What needs to be done: Reproduce every entry below precisely; do not include the pictures.

Material for this exercise:
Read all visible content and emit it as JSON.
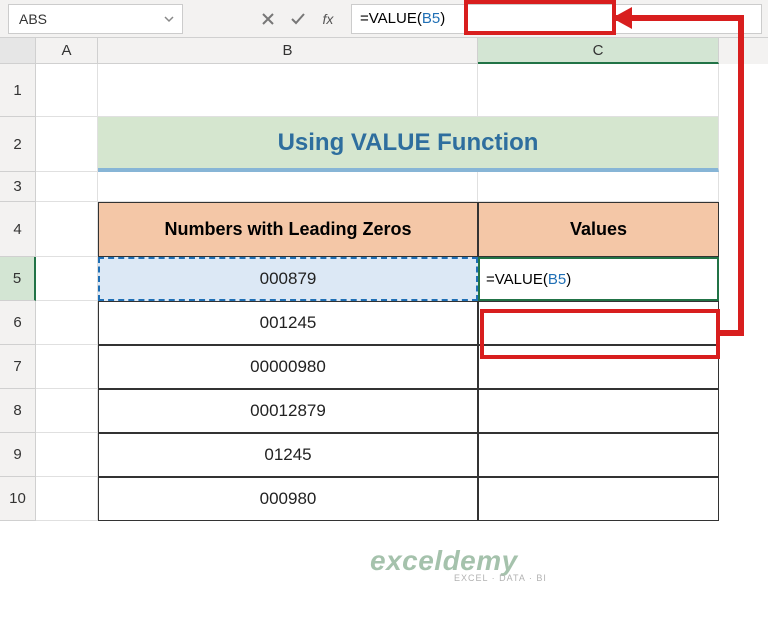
{
  "name_box": "ABS",
  "formula_bar": {
    "prefix": "=VALUE(",
    "ref": "B5",
    "suffix": ")"
  },
  "columns": [
    "A",
    "B",
    "C"
  ],
  "rows": [
    "1",
    "2",
    "3",
    "4",
    "5",
    "6",
    "7",
    "8",
    "9",
    "10"
  ],
  "title": "Using VALUE Function",
  "headers": {
    "b": "Numbers with Leading Zeros",
    "c": "Values"
  },
  "data_b": [
    "000879",
    "001245",
    "00000980",
    "00012879",
    "01245",
    "000980"
  ],
  "c5": {
    "prefix": "=VALUE(",
    "ref": "B5",
    "suffix": ")"
  },
  "watermark": {
    "line1": "exceldemy",
    "line2": "EXCEL · DATA · BI"
  }
}
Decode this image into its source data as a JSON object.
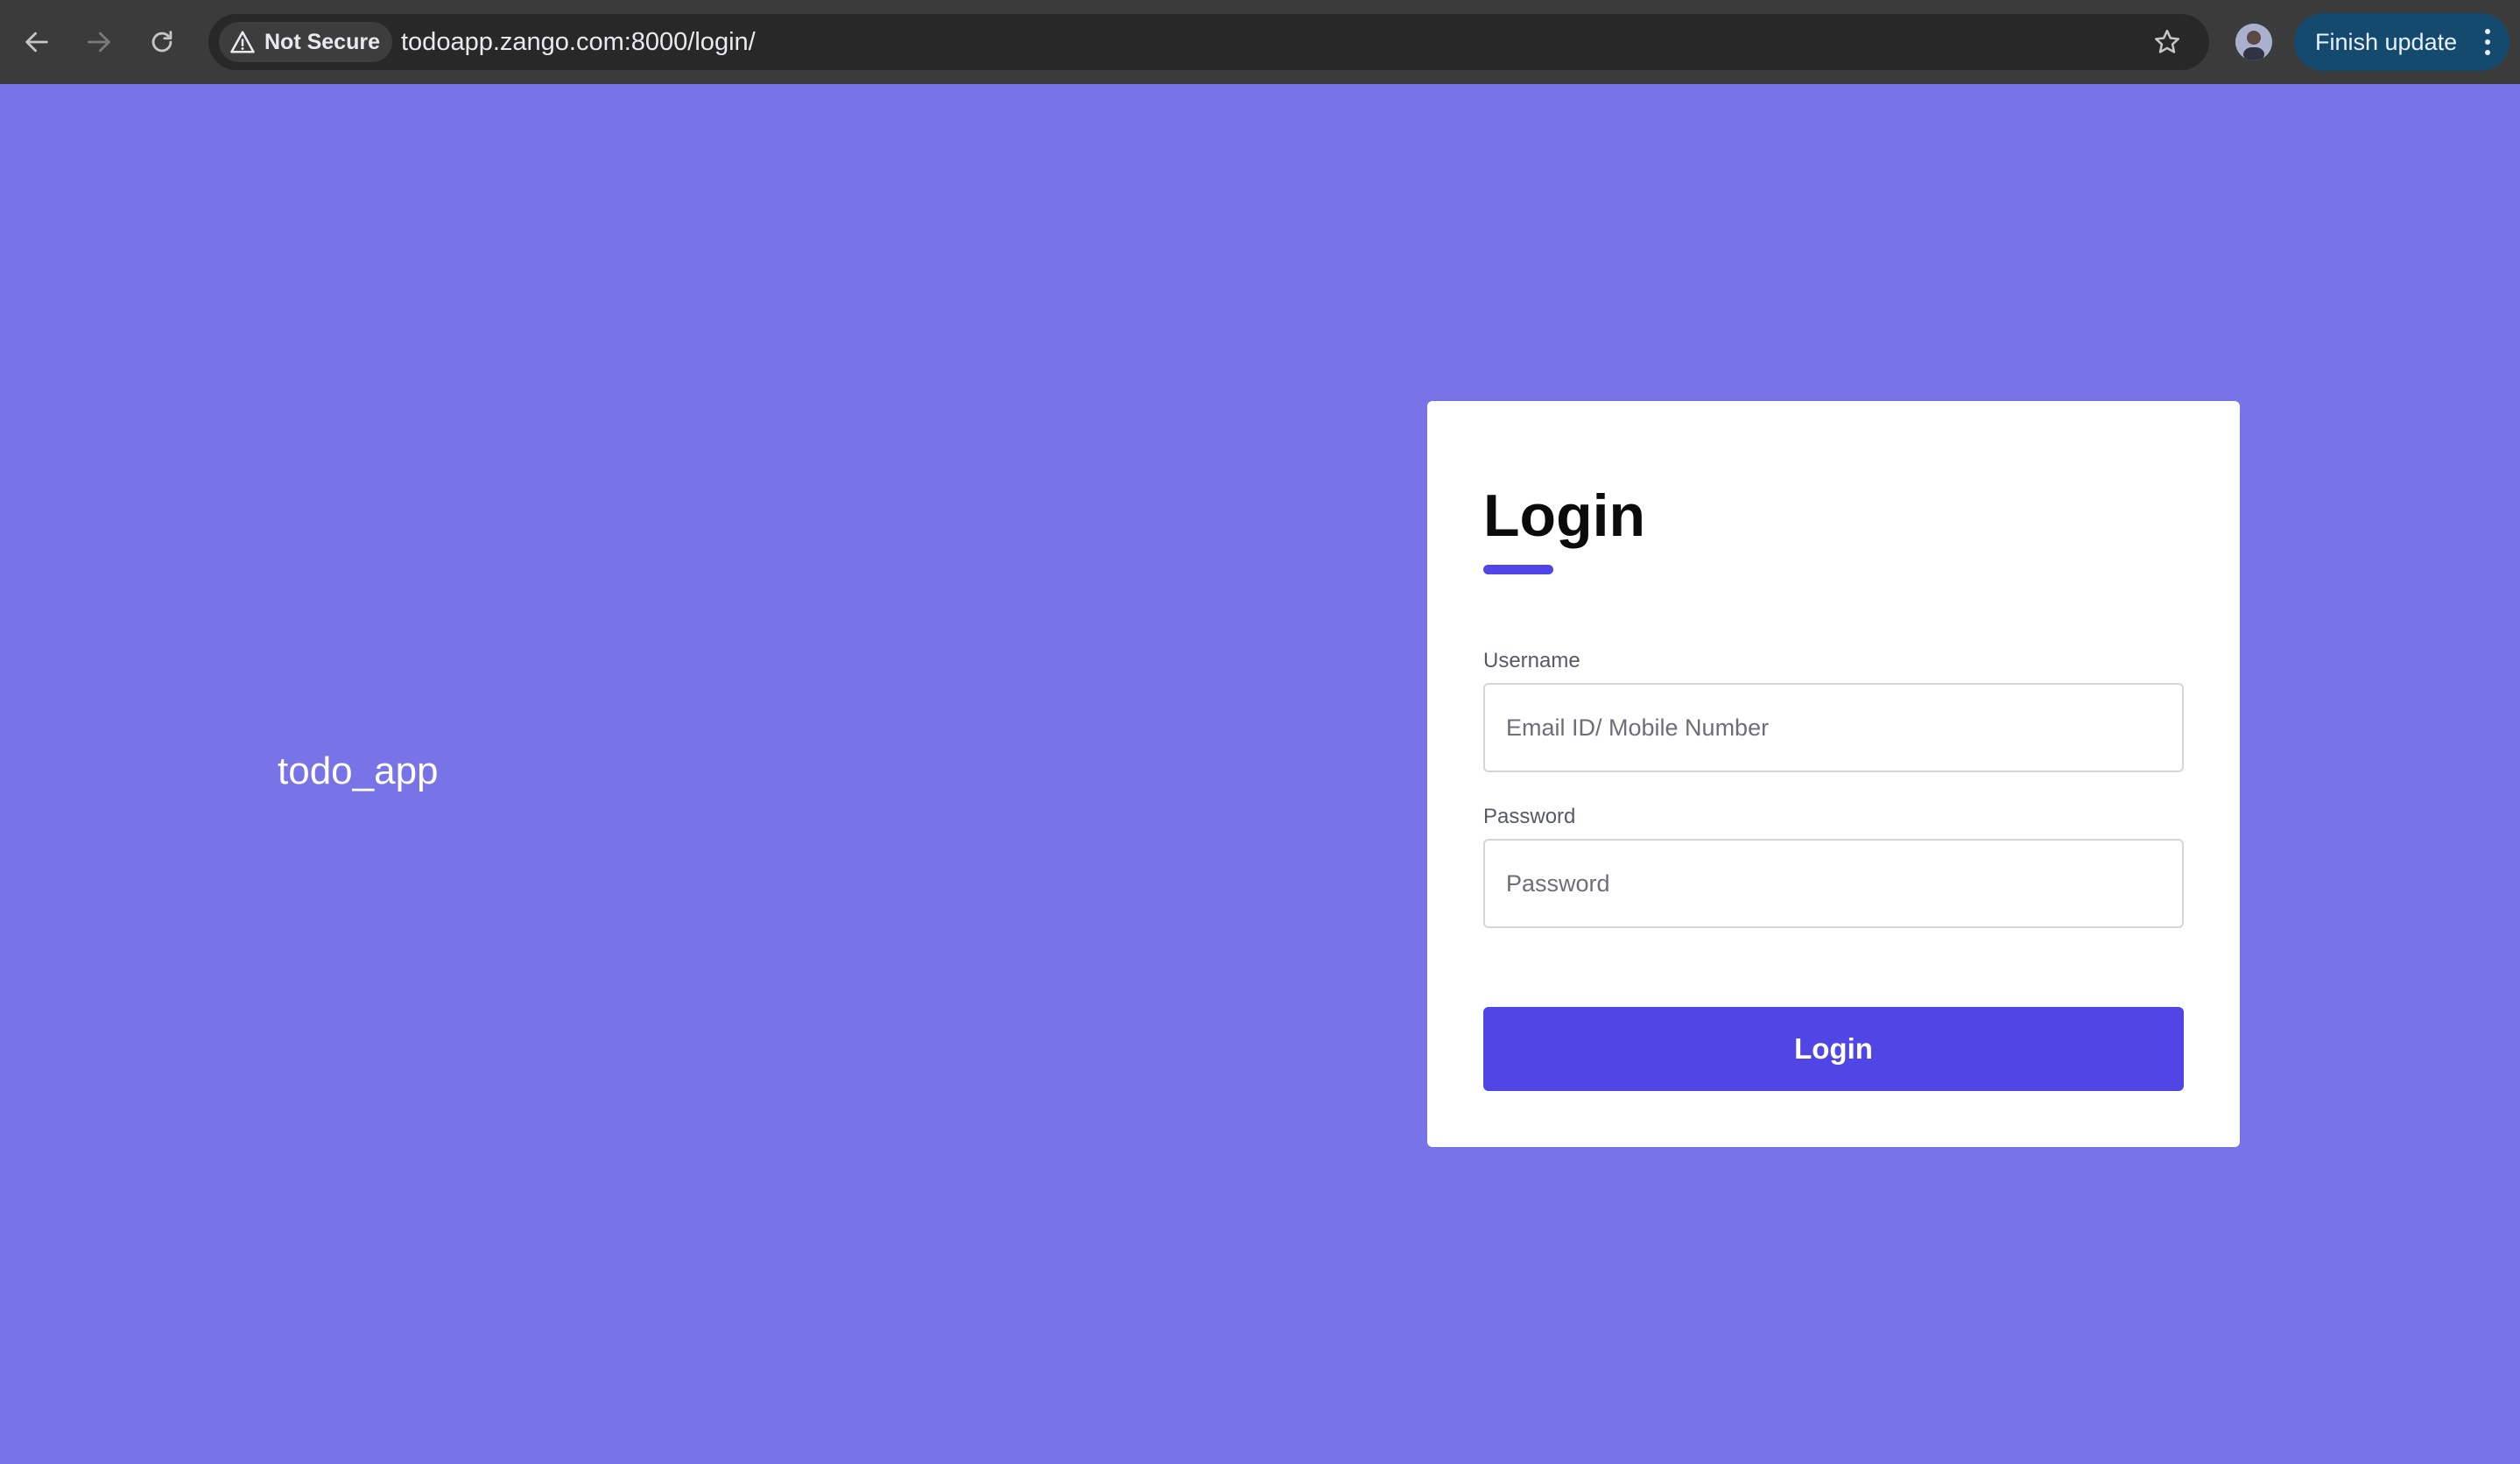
{
  "browser": {
    "security_label": "Not Secure",
    "url": "todoapp.zango.com:8000/login/",
    "update_button_label": "Finish update"
  },
  "icons": {
    "back": "arrow-left-icon",
    "forward": "arrow-right-icon",
    "reload": "reload-icon",
    "security": "warning-triangle-icon",
    "bookmark": "star-icon",
    "profile": "avatar",
    "menu": "kebab-menu-icon"
  },
  "page": {
    "app_name": "todo_app"
  },
  "login": {
    "title": "Login",
    "username_label": "Username",
    "username_placeholder": "Email ID/ Mobile Number",
    "username_value": "",
    "password_label": "Password",
    "password_placeholder": "Password",
    "password_value": "",
    "submit_label": "Login"
  },
  "colors": {
    "page_background": "#7873e6",
    "accent": "#4f46e5",
    "card_background": "#ffffff",
    "toolbar": "#3b3b3b"
  }
}
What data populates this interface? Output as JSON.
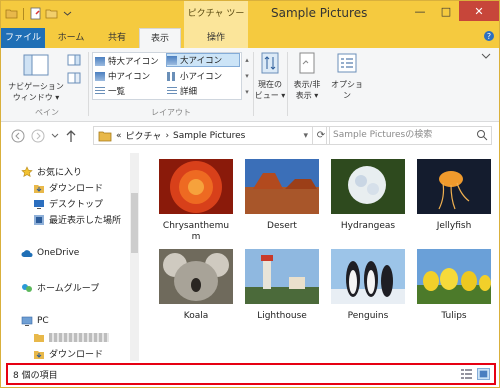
{
  "window": {
    "title": "Sample Pictures",
    "context_tab_group": "ピクチャ ツール",
    "caption": {
      "minimize": "—",
      "maximize": "□",
      "close": "✕"
    }
  },
  "ribbon_tabs": [
    {
      "label": "ファイル"
    },
    {
      "label": "ホーム"
    },
    {
      "label": "共有"
    },
    {
      "label": "表示"
    },
    {
      "label": "操作"
    }
  ],
  "ribbon": {
    "navigation_pane": "ナビゲーション\nウィンドウ ▾",
    "pane_group": "ペイン",
    "layout_group": "レイアウト",
    "layout_items": [
      {
        "label": "特大アイコン",
        "selected": false
      },
      {
        "label": "大アイコン",
        "selected": true
      },
      {
        "label": "中アイコン",
        "selected": false
      },
      {
        "label": "小アイコン",
        "selected": false
      },
      {
        "label": "一覧",
        "selected": false
      },
      {
        "label": "詳細",
        "selected": false
      }
    ],
    "current_view": "現在の\nビュー ▾",
    "show_hide": "表示/非\n表示 ▾",
    "options": "オプション"
  },
  "address": {
    "breadcrumb_prefix": "«",
    "crumbs": [
      "ピクチャ",
      "Sample Pictures"
    ],
    "search_placeholder": "Sample Picturesの検索"
  },
  "nav_pane": {
    "favorites": "お気に入り",
    "favorites_items": [
      "ダウンロード",
      "デスクトップ",
      "最近表示した場所"
    ],
    "onedrive": "OneDrive",
    "homegroup": "ホームグループ",
    "pc": "PC",
    "pc_items": [
      "ダウンロード"
    ]
  },
  "files": [
    {
      "name": "Chrysanthemum",
      "line1": "Chrysanthemu",
      "line2": "m",
      "thumb": "chrysanthemum"
    },
    {
      "name": "Desert",
      "thumb": "desert"
    },
    {
      "name": "Hydrangeas",
      "thumb": "hydrangeas"
    },
    {
      "name": "Jellyfish",
      "thumb": "jellyfish"
    },
    {
      "name": "Koala",
      "thumb": "koala"
    },
    {
      "name": "Lighthouse",
      "thumb": "lighthouse"
    },
    {
      "name": "Penguins",
      "thumb": "penguins"
    },
    {
      "name": "Tulips",
      "thumb": "tulips"
    }
  ],
  "status": {
    "item_count": "8 個の項目"
  },
  "colors": {
    "titlebar": "#f5ca3f",
    "file_tab": "#1f6fb6",
    "status_highlight": "#e60012"
  }
}
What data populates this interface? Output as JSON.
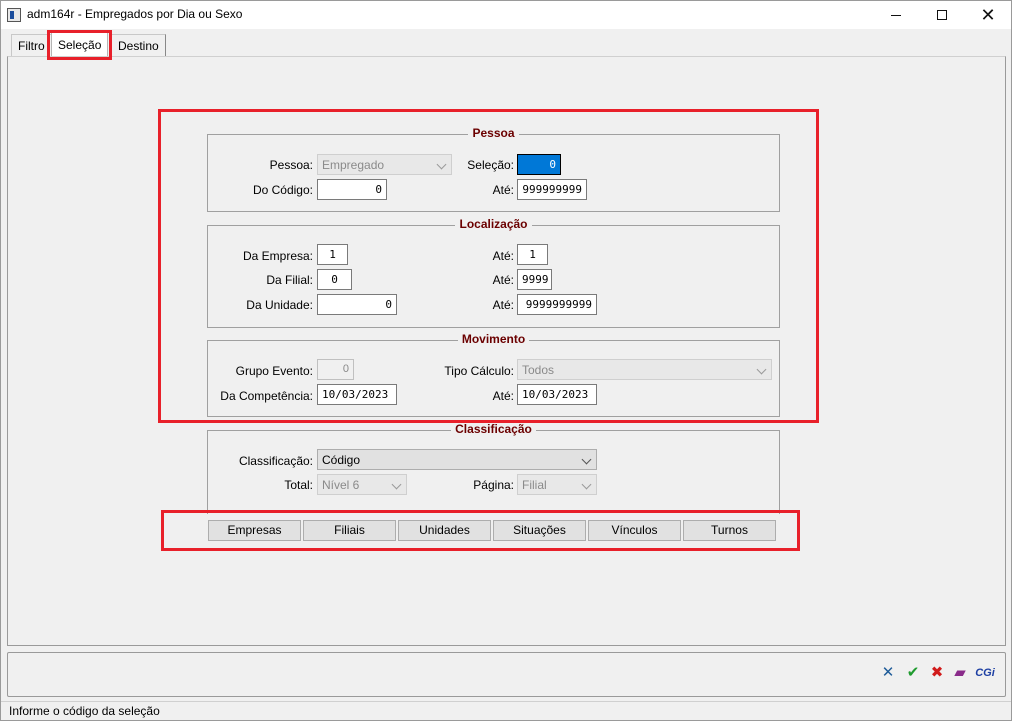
{
  "window": {
    "title": "adm164r - Empregados por Dia ou Sexo"
  },
  "tabs": [
    "Filtro",
    "Seleção",
    "Destino"
  ],
  "pessoa": {
    "title": "Pessoa",
    "pessoa_label": "Pessoa:",
    "pessoa_value": "Empregado",
    "selecao_label": "Seleção:",
    "selecao_value": "0",
    "do_codigo_label": "Do Código:",
    "do_codigo_value": "0",
    "ate_label": "Até:",
    "ate_value": "999999999"
  },
  "localizacao": {
    "title": "Localização",
    "da_empresa_label": "Da Empresa:",
    "da_empresa_value": "1",
    "ate_empresa_label": "Até:",
    "ate_empresa_value": "1",
    "da_filial_label": "Da Filial:",
    "da_filial_value": "0",
    "ate_filial_label": "Até:",
    "ate_filial_value": "9999",
    "da_unidade_label": "Da Unidade:",
    "da_unidade_value": "0",
    "ate_unidade_label": "Até:",
    "ate_unidade_value": "9999999999"
  },
  "movimento": {
    "title": "Movimento",
    "grupo_evento_label": "Grupo Evento:",
    "grupo_evento_value": "0",
    "tipo_calculo_label": "Tipo Cálculo:",
    "tipo_calculo_value": "Todos",
    "da_competencia_label": "Da Competência:",
    "da_competencia_value": "10/03/2023",
    "ate_competencia_label": "Até:",
    "ate_competencia_value": "10/03/2023"
  },
  "classificacao": {
    "title": "Classificação",
    "classificacao_label": "Classificação:",
    "classificacao_value": "Código",
    "total_label": "Total:",
    "total_value": "Nível 6",
    "pagina_label": "Página:",
    "pagina_value": "Filial"
  },
  "buttons": [
    "Empresas",
    "Filiais",
    "Unidades",
    "Situações",
    "Vínculos",
    "Turnos"
  ],
  "toolbar_icons": [
    "excel-icon",
    "confirm-check-icon",
    "cancel-x-icon",
    "help-book-icon",
    "cgi-icon"
  ],
  "toolbar": {
    "cgi_label": "CGi"
  },
  "status": {
    "text": "Informe o código da seleção"
  },
  "colors": {
    "highlight_red": "#e8202a",
    "group_title": "#6b0000",
    "selection_blue": "#0078d7"
  }
}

Result of this exercise:
Read all visible content and emit it as JSON.
{
  "name_box": "ABS",
  "formula_bar": {
    "prefix": "=VALUE(",
    "ref": "B5",
    "suffix": ")"
  },
  "columns": [
    "A",
    "B",
    "C"
  ],
  "rows": [
    "1",
    "2",
    "3",
    "4",
    "5",
    "6",
    "7",
    "8",
    "9",
    "10"
  ],
  "title": "Using VALUE Function",
  "headers": {
    "b": "Numbers with Leading Zeros",
    "c": "Values"
  },
  "data_b": [
    "000879",
    "001245",
    "00000980",
    "00012879",
    "01245",
    "000980"
  ],
  "c5": {
    "prefix": "=VALUE(",
    "ref": "B5",
    "suffix": ")"
  },
  "watermark": {
    "line1": "exceldemy",
    "line2": "EXCEL · DATA · BI"
  }
}
Decode this image into its source data as a JSON object.
{
  "browser": {
    "security_label": "Not Secure",
    "url": "todoapp.zango.com:8000/login/",
    "update_button_label": "Finish update"
  },
  "icons": {
    "back": "arrow-left-icon",
    "forward": "arrow-right-icon",
    "reload": "reload-icon",
    "security": "warning-triangle-icon",
    "bookmark": "star-icon",
    "profile": "avatar",
    "menu": "kebab-menu-icon"
  },
  "page": {
    "app_name": "todo_app"
  },
  "login": {
    "title": "Login",
    "username_label": "Username",
    "username_placeholder": "Email ID/ Mobile Number",
    "username_value": "",
    "password_label": "Password",
    "password_placeholder": "Password",
    "password_value": "",
    "submit_label": "Login"
  },
  "colors": {
    "page_background": "#7873e6",
    "accent": "#4f46e5",
    "card_background": "#ffffff",
    "toolbar": "#3b3b3b"
  }
}
What data populates this interface? Output as JSON.
{
  "window": {
    "title": "Sample Pictures",
    "context_tab_group": "ピクチャ ツール",
    "caption": {
      "minimize": "—",
      "maximize": "□",
      "close": "✕"
    }
  },
  "ribbon_tabs": [
    {
      "label": "ファイル"
    },
    {
      "label": "ホーム"
    },
    {
      "label": "共有"
    },
    {
      "label": "表示"
    },
    {
      "label": "操作"
    }
  ],
  "ribbon": {
    "navigation_pane": "ナビゲーション\nウィンドウ ▾",
    "pane_group": "ペイン",
    "layout_group": "レイアウト",
    "layout_items": [
      {
        "label": "特大アイコン",
        "selected": false
      },
      {
        "label": "大アイコン",
        "selected": true
      },
      {
        "label": "中アイコン",
        "selected": false
      },
      {
        "label": "小アイコン",
        "selected": false
      },
      {
        "label": "一覧",
        "selected": false
      },
      {
        "label": "詳細",
        "selected": false
      }
    ],
    "current_view": "現在の\nビュー ▾",
    "show_hide": "表示/非\n表示 ▾",
    "options": "オプション"
  },
  "address": {
    "breadcrumb_prefix": "«",
    "crumbs": [
      "ピクチャ",
      "Sample Pictures"
    ],
    "search_placeholder": "Sample Picturesの検索"
  },
  "nav_pane": {
    "favorites": "お気に入り",
    "favorites_items": [
      "ダウンロード",
      "デスクトップ",
      "最近表示した場所"
    ],
    "onedrive": "OneDrive",
    "homegroup": "ホームグループ",
    "pc": "PC",
    "pc_items": [
      "ダウンロード"
    ]
  },
  "files": [
    {
      "name": "Chrysanthemum",
      "line1": "Chrysanthemu",
      "line2": "m",
      "thumb": "chrysanthemum"
    },
    {
      "name": "Desert",
      "thumb": "desert"
    },
    {
      "name": "Hydrangeas",
      "thumb": "hydrangeas"
    },
    {
      "name": "Jellyfish",
      "thumb": "jellyfish"
    },
    {
      "name": "Koala",
      "thumb": "koala"
    },
    {
      "name": "Lighthouse",
      "thumb": "lighthouse"
    },
    {
      "name": "Penguins",
      "thumb": "penguins"
    },
    {
      "name": "Tulips",
      "thumb": "tulips"
    }
  ],
  "status": {
    "item_count": "8 個の項目"
  },
  "colors": {
    "titlebar": "#f5ca3f",
    "file_tab": "#1f6fb6",
    "status_highlight": "#e60012"
  }
}
What data populates this interface? Output as JSON.
{
  "window": {
    "title": "adm164r - Empregados por Dia ou Sexo"
  },
  "tabs": [
    "Filtro",
    "Seleção",
    "Destino"
  ],
  "pessoa": {
    "title": "Pessoa",
    "pessoa_label": "Pessoa:",
    "pessoa_value": "Empregado",
    "selecao_label": "Seleção:",
    "selecao_value": "0",
    "do_codigo_label": "Do Código:",
    "do_codigo_value": "0",
    "ate_label": "Até:",
    "ate_value": "999999999"
  },
  "localizacao": {
    "title": "Localização",
    "da_empresa_label": "Da Empresa:",
    "da_empresa_value": "1",
    "ate_empresa_label": "Até:",
    "ate_empresa_value": "1",
    "da_filial_label": "Da Filial:",
    "da_filial_value": "0",
    "ate_filial_label": "Até:",
    "ate_filial_value": "9999",
    "da_unidade_label": "Da Unidade:",
    "da_unidade_value": "0",
    "ate_unidade_label": "Até:",
    "ate_unidade_value": "9999999999"
  },
  "movimento": {
    "title": "Movimento",
    "grupo_evento_label": "Grupo Evento:",
    "grupo_evento_value": "0",
    "tipo_calculo_label": "Tipo Cálculo:",
    "tipo_calculo_value": "Todos",
    "da_competencia_label": "Da Competência:",
    "da_competencia_value": "10/03/2023",
    "ate_competencia_label": "Até:",
    "ate_competencia_value": "10/03/2023"
  },
  "classificacao": {
    "title": "Classificação",
    "classificacao_label": "Classificação:",
    "classificacao_value": "Código",
    "total_label": "Total:",
    "total_value": "Nível 6",
    "pagina_label": "Página:",
    "pagina_value": "Filial"
  },
  "buttons": [
    "Empresas",
    "Filiais",
    "Unidades",
    "Situações",
    "Vínculos",
    "Turnos"
  ],
  "toolbar_icons": [
    "excel-icon",
    "confirm-check-icon",
    "cancel-x-icon",
    "help-book-icon",
    "cgi-icon"
  ],
  "toolbar": {
    "cgi_label": "CGi"
  },
  "status": {
    "text": "Informe o código da seleção"
  },
  "colors": {
    "highlight_red": "#e8202a",
    "group_title": "#6b0000",
    "selection_blue": "#0078d7"
  }
}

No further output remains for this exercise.